======== Supplied material ========

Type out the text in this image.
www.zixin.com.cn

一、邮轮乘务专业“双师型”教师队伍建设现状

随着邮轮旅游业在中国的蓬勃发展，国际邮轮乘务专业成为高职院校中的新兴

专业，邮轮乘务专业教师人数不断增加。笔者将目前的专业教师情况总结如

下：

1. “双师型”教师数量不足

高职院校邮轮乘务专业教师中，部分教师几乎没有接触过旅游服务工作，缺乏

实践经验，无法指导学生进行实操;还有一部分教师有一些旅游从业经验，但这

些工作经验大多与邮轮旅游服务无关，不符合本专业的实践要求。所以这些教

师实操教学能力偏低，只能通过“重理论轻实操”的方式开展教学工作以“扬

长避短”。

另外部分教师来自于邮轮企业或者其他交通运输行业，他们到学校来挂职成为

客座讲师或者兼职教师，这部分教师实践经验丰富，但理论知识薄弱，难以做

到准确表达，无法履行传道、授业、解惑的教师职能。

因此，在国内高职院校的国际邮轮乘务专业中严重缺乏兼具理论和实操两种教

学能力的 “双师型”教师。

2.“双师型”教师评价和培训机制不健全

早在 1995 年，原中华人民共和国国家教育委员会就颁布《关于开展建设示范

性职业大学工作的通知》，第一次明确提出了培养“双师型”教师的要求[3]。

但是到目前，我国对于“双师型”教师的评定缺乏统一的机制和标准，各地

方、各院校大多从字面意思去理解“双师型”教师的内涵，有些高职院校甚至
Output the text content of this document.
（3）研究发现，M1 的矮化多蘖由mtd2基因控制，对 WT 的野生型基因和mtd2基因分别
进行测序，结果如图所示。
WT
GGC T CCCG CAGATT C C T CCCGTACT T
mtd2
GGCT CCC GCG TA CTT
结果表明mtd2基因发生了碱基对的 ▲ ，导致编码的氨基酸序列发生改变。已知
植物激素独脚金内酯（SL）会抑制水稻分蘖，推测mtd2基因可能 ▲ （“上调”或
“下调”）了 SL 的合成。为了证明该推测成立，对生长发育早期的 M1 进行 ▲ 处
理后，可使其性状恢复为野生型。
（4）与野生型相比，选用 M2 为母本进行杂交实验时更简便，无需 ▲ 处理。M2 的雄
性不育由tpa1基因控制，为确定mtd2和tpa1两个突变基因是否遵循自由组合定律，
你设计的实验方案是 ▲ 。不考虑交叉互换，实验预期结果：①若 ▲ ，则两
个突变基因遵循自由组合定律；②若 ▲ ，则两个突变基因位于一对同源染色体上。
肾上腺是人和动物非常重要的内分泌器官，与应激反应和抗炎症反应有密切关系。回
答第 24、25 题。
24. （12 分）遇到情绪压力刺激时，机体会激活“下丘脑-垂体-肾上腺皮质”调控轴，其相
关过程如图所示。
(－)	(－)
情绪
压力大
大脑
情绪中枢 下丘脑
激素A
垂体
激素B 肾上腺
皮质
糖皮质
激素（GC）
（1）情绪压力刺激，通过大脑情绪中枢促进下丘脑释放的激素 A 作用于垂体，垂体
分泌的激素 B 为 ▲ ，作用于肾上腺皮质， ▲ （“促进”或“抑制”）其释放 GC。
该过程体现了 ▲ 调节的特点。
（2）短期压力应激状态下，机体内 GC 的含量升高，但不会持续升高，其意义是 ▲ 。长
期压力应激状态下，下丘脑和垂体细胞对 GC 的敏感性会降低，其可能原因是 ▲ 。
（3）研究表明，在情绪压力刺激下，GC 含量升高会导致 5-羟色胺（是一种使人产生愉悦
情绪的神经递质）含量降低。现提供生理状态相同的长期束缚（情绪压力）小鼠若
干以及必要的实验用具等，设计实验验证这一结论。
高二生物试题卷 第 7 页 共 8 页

========

(Work required) Write out every line of the records exactly.

(Answer to this exercise)
Type out the text in this image.
www.zixin.com.cn

一、邮轮乘务专业“双师型”教师队伍建设现状

随着邮轮旅游业在中国的蓬勃发展，国际邮轮乘务专业成为高职院校中的新兴

专业，邮轮乘务专业教师人数不断增加。笔者将目前的专业教师情况总结如

下：

1. “双师型”教师数量不足

高职院校邮轮乘务专业教师中，部分教师几乎没有接触过旅游服务工作，缺乏

实践经验，无法指导学生进行实操;还有一部分教师有一些旅游从业经验，但这

些工作经验大多与邮轮旅游服务无关，不符合本专业的实践要求。所以这些教

师实操教学能力偏低，只能通过“重理论轻实操”的方式开展教学工作以“扬

长避短”。

另外部分教师来自于邮轮企业或者其他交通运输行业，他们到学校来挂职成为

客座讲师或者兼职教师，这部分教师实践经验丰富，但理论知识薄弱，难以做

到准确表达，无法履行传道、授业、解惑的教师职能。

因此，在国内高职院校的国际邮轮乘务专业中严重缺乏兼具理论和实操两种教

学能力的 “双师型”教师。

2.“双师型”教师评价和培训机制不健全

早在 1995 年，原中华人民共和国国家教育委员会就颁布《关于开展建设示范

性职业大学工作的通知》，第一次明确提出了培养“双师型”教师的要求[3]。

但是到目前，我国对于“双师型”教师的评定缺乏统一的机制和标准，各地

方、各院校大多从字面意思去理解“双师型”教师的内涵，有些高职院校甚至
Output the text content of this document.
（3）研究发现，M1 的矮化多蘖由mtd2基因控制，对 WT 的野生型基因和mtd2基因分别
进行测序，结果如图所示。
WT
GGC T CCCG CAGATT C C T CCCGTACT T
mtd2
GGCT CCC GCG TA CTT
结果表明mtd2基因发生了碱基对的 ▲ ，导致编码的氨基酸序列发生改变。已知
植物激素独脚金内酯（SL）会抑制水稻分蘖，推测mtd2基因可能 ▲ （“上调”或
“下调”）了 SL 的合成。为了证明该推测成立，对生长发育早期的 M1 进行 ▲ 处
理后，可使其性状恢复为野生型。
（4）与野生型相比，选用 M2 为母本进行杂交实验时更简便，无需 ▲ 处理。M2 的雄
性不育由tpa1基因控制，为确定mtd2和tpa1两个突变基因是否遵循自由组合定律，
你设计的实验方案是 ▲ 。不考虑交叉互换，实验预期结果：①若 ▲ ，则两
个突变基因遵循自由组合定律；②若 ▲ ，则两个突变基因位于一对同源染色体上。
肾上腺是人和动物非常重要的内分泌器官，与应激反应和抗炎症反应有密切关系。回
答第 24、25 题。
24. （12 分）遇到情绪压力刺激时，机体会激活“下丘脑-垂体-肾上腺皮质”调控轴，其相
关过程如图所示。
(－)	(－)
情绪
压力大
大脑
情绪中枢 下丘脑
激素A
垂体
激素B 肾上腺
皮质
糖皮质
激素（GC）
（1）情绪压力刺激，通过大脑情绪中枢促进下丘脑释放的激素 A 作用于垂体，垂体
分泌的激素 B 为 ▲ ，作用于肾上腺皮质， ▲ （“促进”或“抑制”）其释放 GC。
该过程体现了 ▲ 调节的特点。
（2）短期压力应激状态下，机体内 GC 的含量升高，但不会持续升高，其意义是 ▲ 。长
期压力应激状态下，下丘脑和垂体细胞对 GC 的敏感性会降低，其可能原因是 ▲ 。
（3）研究表明，在情绪压力刺激下，GC 含量升高会导致 5-羟色胺（是一种使人产生愉悦
情绪的神经递质）含量降低。现提供生理状态相同的长期束缚（情绪压力）小鼠若
干以及必要的实验用具等，设计实验验证这一结论。
高二生物试题卷 第 7 页 共 8 页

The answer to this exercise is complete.